- _Collected data_:
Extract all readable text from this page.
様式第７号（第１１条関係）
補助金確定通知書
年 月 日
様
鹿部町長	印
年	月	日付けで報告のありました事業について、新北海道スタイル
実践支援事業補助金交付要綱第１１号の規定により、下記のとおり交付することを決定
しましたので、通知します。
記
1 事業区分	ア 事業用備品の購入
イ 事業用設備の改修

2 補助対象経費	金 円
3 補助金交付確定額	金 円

- _Exercise aim_: Write out every line of the material again, exactly as it reads.

- _Exercise result_:
Extract all readable text from this page.
様式第７号（第１１条関係）
補助金確定通知書
年 月 日
様
鹿部町長	印
年	月	日付けで報告のありました事業について、新北海道スタイル
実践支援事業補助金交付要綱第１１号の規定により、下記のとおり交付することを決定
しましたので、通知します。
記
1 事業区分	ア 事業用備品の購入
イ 事業用設備の改修

2 補助対象経費	金 円
3 補助金交付確定額	金 円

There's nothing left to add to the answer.